-- BEGIN INFORMATION PROVIDED --
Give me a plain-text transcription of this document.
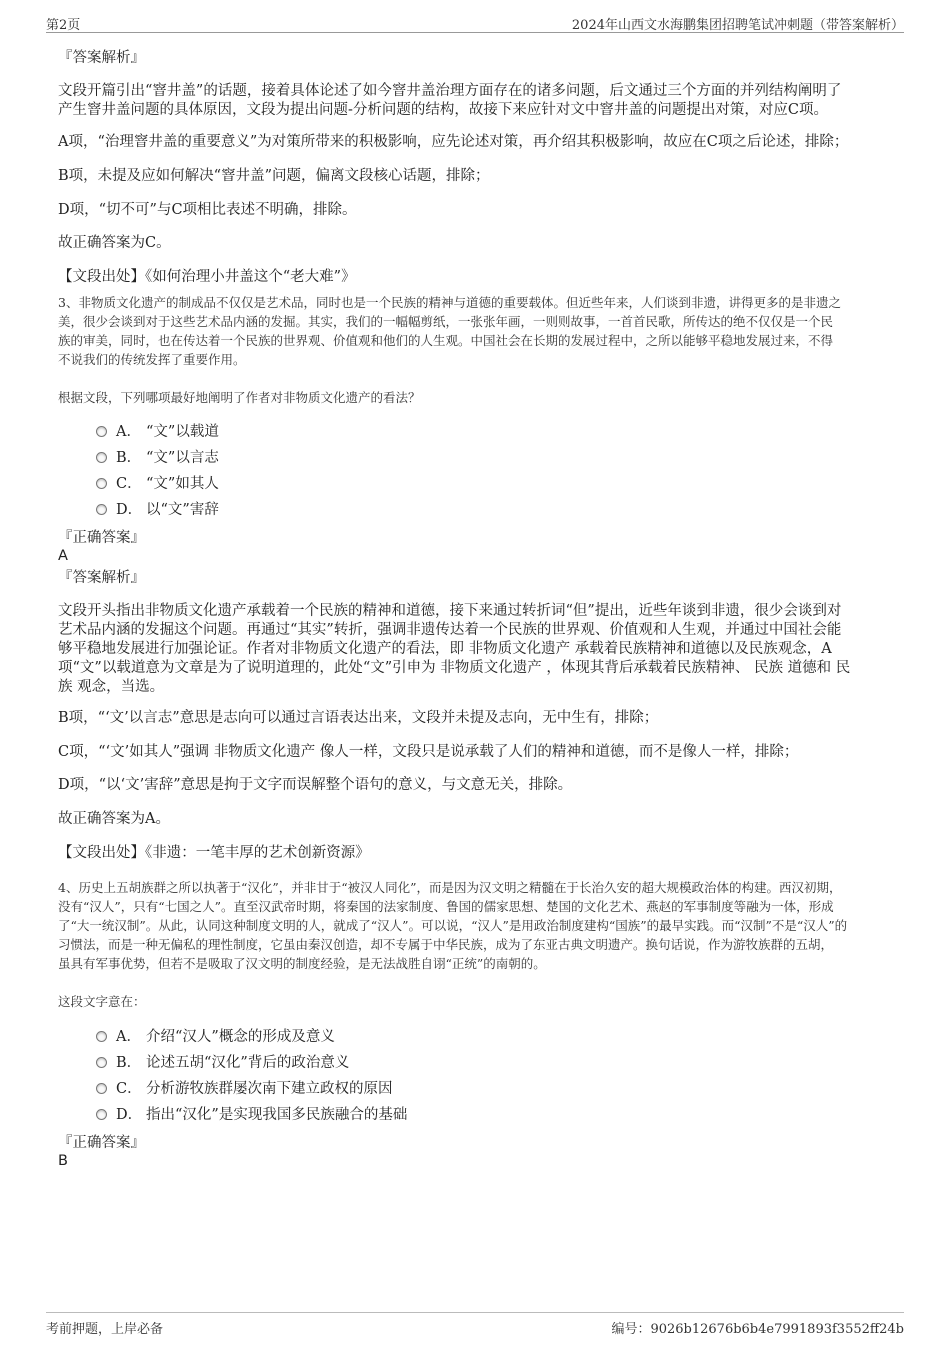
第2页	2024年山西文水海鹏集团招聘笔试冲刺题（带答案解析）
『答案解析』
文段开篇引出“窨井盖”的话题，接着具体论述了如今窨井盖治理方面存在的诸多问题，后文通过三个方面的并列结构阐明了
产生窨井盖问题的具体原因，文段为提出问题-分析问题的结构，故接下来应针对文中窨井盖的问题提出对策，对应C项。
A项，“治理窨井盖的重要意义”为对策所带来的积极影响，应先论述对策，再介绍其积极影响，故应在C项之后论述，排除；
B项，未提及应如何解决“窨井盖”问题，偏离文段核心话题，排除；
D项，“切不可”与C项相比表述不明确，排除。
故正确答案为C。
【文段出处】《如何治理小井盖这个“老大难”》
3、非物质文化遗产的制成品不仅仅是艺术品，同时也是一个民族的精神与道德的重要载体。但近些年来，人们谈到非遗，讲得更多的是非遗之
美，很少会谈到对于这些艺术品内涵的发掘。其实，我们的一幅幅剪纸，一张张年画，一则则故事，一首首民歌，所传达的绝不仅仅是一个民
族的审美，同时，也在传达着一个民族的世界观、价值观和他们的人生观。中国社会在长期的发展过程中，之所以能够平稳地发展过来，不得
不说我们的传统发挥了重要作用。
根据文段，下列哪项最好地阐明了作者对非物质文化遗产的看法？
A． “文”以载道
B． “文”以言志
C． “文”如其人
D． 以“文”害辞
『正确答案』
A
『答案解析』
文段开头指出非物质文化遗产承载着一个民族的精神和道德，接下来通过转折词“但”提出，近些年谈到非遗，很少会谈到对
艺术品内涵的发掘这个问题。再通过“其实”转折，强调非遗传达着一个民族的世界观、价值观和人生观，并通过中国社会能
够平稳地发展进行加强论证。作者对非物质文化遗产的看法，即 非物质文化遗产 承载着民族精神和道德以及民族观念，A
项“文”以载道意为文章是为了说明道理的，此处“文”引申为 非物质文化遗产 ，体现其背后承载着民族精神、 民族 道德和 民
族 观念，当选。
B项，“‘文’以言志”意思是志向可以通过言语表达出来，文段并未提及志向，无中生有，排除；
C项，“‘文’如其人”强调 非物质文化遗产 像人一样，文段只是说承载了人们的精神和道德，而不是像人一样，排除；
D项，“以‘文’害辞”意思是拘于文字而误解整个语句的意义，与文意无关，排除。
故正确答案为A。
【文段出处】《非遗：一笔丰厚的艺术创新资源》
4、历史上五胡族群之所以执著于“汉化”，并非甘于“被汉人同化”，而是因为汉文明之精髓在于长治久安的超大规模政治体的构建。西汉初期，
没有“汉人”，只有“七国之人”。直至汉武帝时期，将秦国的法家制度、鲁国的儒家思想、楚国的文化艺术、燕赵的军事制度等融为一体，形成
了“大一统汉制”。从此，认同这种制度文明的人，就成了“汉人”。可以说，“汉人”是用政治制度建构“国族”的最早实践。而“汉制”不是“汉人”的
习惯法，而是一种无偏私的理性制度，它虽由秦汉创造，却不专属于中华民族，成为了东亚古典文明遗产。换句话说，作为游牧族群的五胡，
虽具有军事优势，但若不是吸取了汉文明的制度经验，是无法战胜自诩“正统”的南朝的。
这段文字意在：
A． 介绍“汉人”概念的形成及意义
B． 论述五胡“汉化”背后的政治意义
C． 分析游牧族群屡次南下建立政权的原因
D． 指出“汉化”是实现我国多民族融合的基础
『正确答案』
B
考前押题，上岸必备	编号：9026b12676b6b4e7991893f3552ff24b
-- END INFORMATION PROVIDED --
-- BEGIN INFORMATION PROVIDED --
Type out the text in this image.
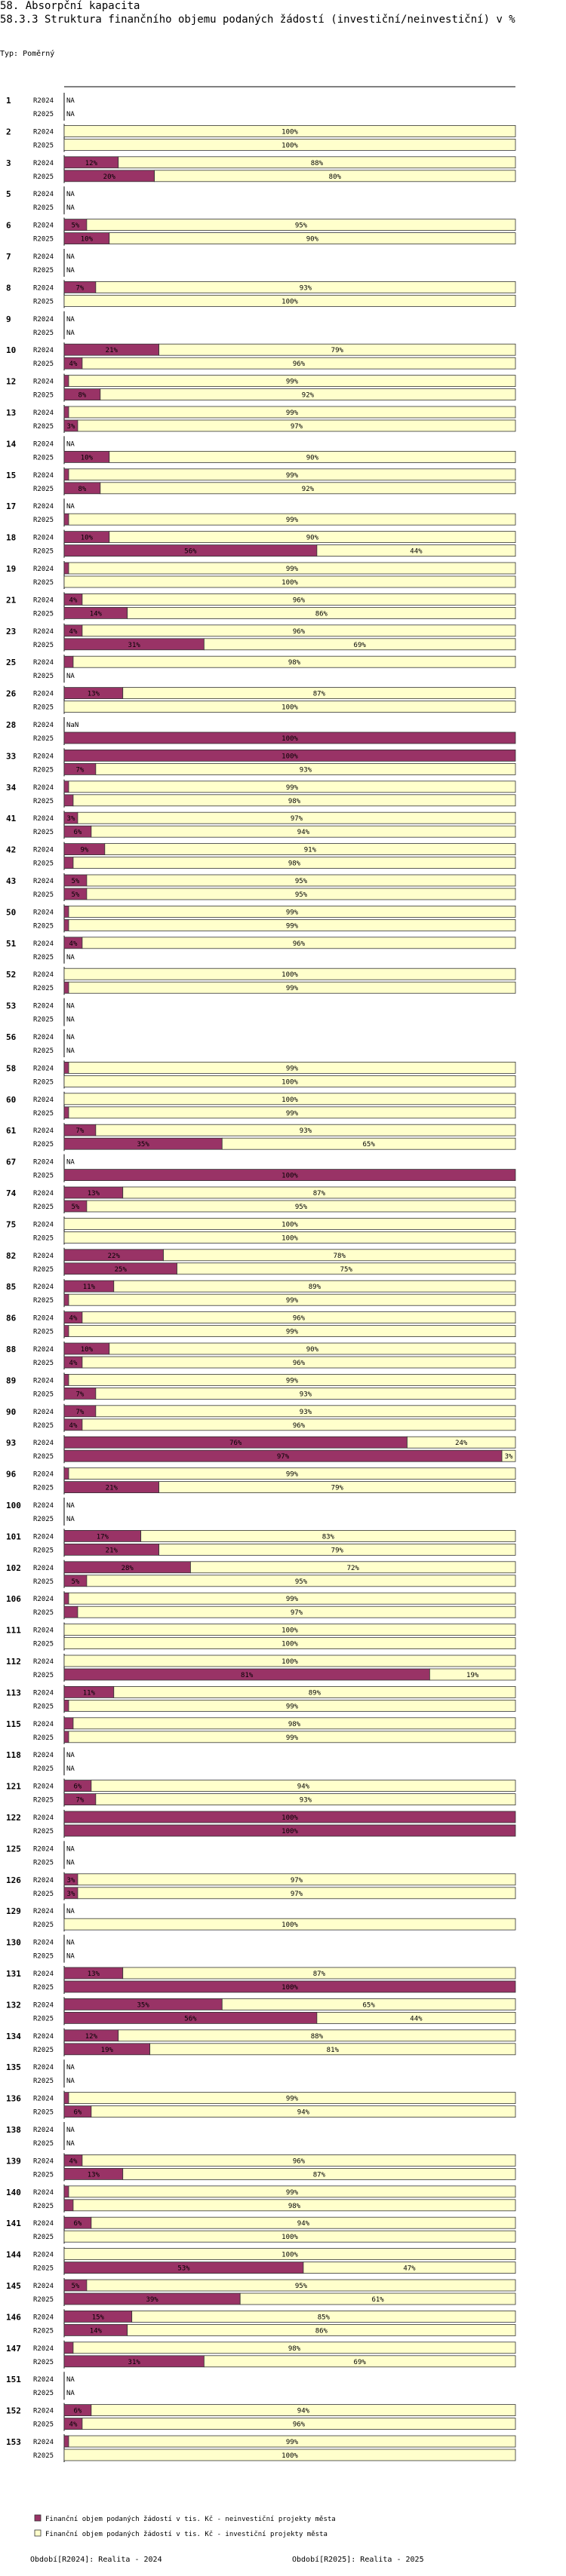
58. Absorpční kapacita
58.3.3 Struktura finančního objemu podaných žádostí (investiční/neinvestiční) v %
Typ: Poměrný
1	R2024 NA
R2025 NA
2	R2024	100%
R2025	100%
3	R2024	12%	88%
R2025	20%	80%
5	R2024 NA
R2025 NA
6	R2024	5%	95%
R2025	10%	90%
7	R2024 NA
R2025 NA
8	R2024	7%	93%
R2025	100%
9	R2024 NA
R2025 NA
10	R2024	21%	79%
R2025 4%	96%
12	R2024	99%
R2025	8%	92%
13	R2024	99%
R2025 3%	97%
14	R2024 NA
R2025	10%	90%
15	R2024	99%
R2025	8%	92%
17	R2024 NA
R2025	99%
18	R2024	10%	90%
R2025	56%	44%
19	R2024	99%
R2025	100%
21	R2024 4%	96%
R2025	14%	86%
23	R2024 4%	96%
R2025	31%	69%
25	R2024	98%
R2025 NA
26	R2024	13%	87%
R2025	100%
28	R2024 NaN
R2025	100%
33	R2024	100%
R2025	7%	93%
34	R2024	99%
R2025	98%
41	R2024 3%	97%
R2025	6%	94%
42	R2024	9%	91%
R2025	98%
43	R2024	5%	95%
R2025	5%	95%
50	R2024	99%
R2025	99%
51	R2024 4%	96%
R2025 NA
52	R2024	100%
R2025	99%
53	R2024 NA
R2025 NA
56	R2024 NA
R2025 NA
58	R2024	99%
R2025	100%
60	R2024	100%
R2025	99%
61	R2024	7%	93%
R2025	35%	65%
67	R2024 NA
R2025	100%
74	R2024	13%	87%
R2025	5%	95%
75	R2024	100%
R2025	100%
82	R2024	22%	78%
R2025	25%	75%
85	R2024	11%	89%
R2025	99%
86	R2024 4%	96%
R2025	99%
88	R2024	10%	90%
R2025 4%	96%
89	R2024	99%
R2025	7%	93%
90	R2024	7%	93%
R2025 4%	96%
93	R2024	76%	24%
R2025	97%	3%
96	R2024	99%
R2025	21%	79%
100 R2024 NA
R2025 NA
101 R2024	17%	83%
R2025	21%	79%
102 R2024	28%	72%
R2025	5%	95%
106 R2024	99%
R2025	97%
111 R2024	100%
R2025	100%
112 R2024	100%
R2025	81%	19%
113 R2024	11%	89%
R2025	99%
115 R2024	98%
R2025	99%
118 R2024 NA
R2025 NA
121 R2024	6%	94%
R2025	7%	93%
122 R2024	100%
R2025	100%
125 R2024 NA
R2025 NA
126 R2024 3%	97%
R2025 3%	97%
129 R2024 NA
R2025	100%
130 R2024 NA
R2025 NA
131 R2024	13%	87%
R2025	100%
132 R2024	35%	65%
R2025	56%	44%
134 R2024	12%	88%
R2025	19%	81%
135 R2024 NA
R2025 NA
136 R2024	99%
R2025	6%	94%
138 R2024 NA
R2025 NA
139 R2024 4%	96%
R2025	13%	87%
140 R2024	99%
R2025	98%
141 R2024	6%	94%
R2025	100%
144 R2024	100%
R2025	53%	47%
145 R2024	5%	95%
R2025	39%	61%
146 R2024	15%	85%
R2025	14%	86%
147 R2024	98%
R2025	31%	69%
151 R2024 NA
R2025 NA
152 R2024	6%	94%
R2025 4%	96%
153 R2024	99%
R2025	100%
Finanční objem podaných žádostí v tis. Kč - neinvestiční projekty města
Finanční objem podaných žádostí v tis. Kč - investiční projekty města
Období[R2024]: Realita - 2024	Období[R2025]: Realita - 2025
-- END INFORMATION PROVIDED --
> _WORK TO COMPLETE_
Copy all lines from the material that contain "neinvestiční".

> _SOLUTION FOR THIS EXERCISE_
58.3.3 Struktura finančního objemu podaných žádostí (investiční/neinvestiční) v %
Finanční objem podaných žádostí v tis. Kč - neinvestiční projekty města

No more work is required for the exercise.